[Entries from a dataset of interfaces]

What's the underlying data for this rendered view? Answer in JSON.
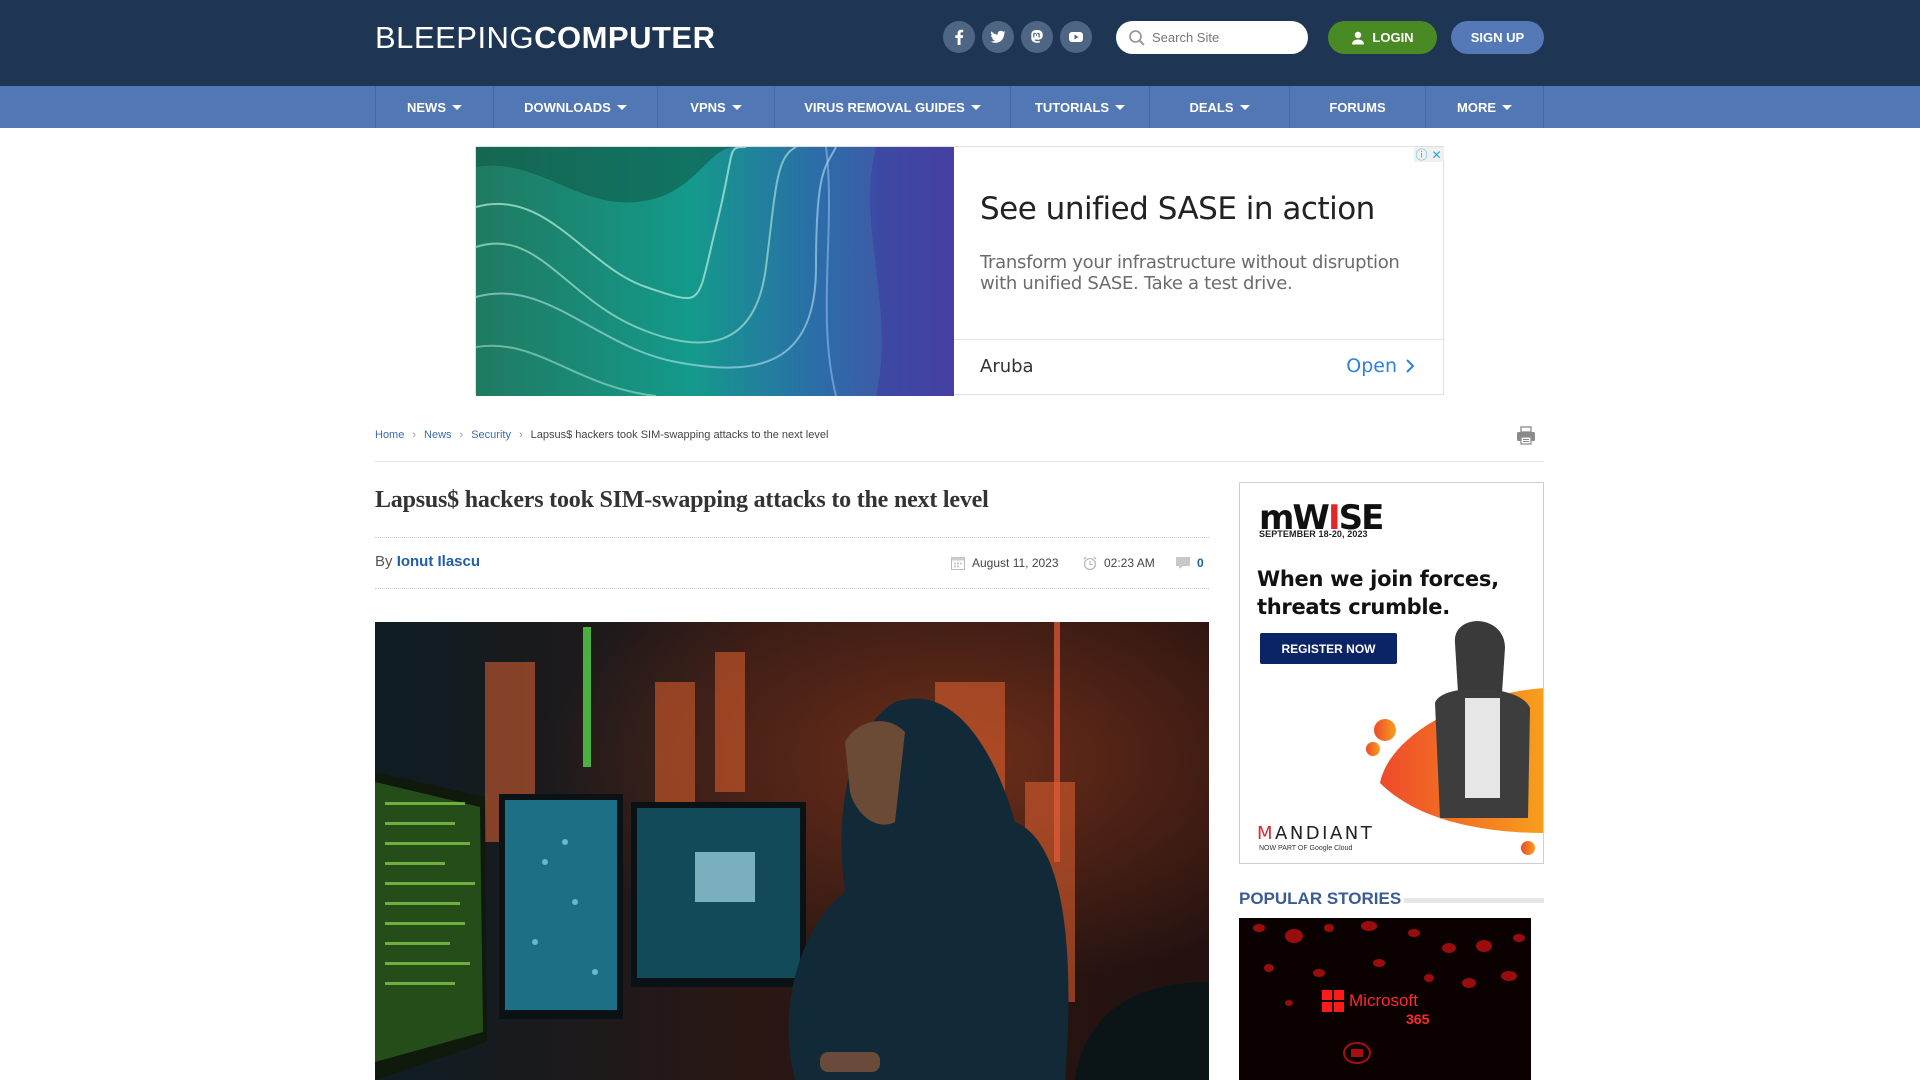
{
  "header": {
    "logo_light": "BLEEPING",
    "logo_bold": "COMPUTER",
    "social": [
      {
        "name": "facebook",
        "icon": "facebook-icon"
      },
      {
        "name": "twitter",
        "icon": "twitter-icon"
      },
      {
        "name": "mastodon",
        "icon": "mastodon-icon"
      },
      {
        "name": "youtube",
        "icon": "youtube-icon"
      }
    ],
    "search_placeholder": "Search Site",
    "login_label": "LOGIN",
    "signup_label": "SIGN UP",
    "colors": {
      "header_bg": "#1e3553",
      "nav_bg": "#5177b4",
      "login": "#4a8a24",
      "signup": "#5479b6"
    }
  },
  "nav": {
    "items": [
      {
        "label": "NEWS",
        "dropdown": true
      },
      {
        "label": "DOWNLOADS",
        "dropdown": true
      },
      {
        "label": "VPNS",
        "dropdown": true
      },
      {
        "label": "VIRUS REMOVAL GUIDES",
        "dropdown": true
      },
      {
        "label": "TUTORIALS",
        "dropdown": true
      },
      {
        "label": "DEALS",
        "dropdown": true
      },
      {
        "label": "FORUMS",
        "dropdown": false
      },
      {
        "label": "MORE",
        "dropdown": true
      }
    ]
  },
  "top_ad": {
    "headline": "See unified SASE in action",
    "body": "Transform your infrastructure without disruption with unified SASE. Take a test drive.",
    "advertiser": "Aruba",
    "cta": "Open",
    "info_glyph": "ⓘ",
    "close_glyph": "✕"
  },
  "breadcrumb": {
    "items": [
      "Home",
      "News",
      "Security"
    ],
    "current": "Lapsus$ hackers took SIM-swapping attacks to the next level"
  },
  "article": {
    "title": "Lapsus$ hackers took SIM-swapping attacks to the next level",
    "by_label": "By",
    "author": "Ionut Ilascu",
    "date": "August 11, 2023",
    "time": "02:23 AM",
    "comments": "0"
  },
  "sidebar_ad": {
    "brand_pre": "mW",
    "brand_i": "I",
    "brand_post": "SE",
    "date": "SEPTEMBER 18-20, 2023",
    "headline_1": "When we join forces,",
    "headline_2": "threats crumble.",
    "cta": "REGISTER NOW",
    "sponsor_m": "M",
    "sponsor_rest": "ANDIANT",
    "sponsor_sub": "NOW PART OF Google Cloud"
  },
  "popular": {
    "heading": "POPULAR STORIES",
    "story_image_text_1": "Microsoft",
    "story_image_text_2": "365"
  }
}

### Work request:
Repeat every entry above exactly; images stay out of the copy.

### Output for this exercise:
What's the underlying data for this rendered view? Answer in JSON.
{
  "header": {
    "logo_light": "BLEEPING",
    "logo_bold": "COMPUTER",
    "social": [
      {
        "name": "facebook",
        "icon": "facebook-icon"
      },
      {
        "name": "twitter",
        "icon": "twitter-icon"
      },
      {
        "name": "mastodon",
        "icon": "mastodon-icon"
      },
      {
        "name": "youtube",
        "icon": "youtube-icon"
      }
    ],
    "search_placeholder": "Search Site",
    "login_label": "LOGIN",
    "signup_label": "SIGN UP",
    "colors": {
      "header_bg": "#1e3553",
      "nav_bg": "#5177b4",
      "login": "#4a8a24",
      "signup": "#5479b6"
    }
  },
  "nav": {
    "items": [
      {
        "label": "NEWS",
        "dropdown": true
      },
      {
        "label": "DOWNLOADS",
        "dropdown": true
      },
      {
        "label": "VPNS",
        "dropdown": true
      },
      {
        "label": "VIRUS REMOVAL GUIDES",
        "dropdown": true
      },
      {
        "label": "TUTORIALS",
        "dropdown": true
      },
      {
        "label": "DEALS",
        "dropdown": true
      },
      {
        "label": "FORUMS",
        "dropdown": false
      },
      {
        "label": "MORE",
        "dropdown": true
      }
    ]
  },
  "top_ad": {
    "headline": "See unified SASE in action",
    "body": "Transform your infrastructure without disruption with unified SASE. Take a test drive.",
    "advertiser": "Aruba",
    "cta": "Open",
    "info_glyph": "ⓘ",
    "close_glyph": "✕"
  },
  "breadcrumb": {
    "items": [
      "Home",
      "News",
      "Security"
    ],
    "current": "Lapsus$ hackers took SIM-swapping attacks to the next level"
  },
  "article": {
    "title": "Lapsus$ hackers took SIM-swapping attacks to the next level",
    "by_label": "By",
    "author": "Ionut Ilascu",
    "date": "August 11, 2023",
    "time": "02:23 AM",
    "comments": "0"
  },
  "sidebar_ad": {
    "brand_pre": "mW",
    "brand_i": "I",
    "brand_post": "SE",
    "date": "SEPTEMBER 18-20, 2023",
    "headline_1": "When we join forces,",
    "headline_2": "threats crumble.",
    "cta": "REGISTER NOW",
    "sponsor_m": "M",
    "sponsor_rest": "ANDIANT",
    "sponsor_sub": "NOW PART OF Google Cloud"
  },
  "popular": {
    "heading": "POPULAR STORIES",
    "story_image_text_1": "Microsoft",
    "story_image_text_2": "365"
  }
}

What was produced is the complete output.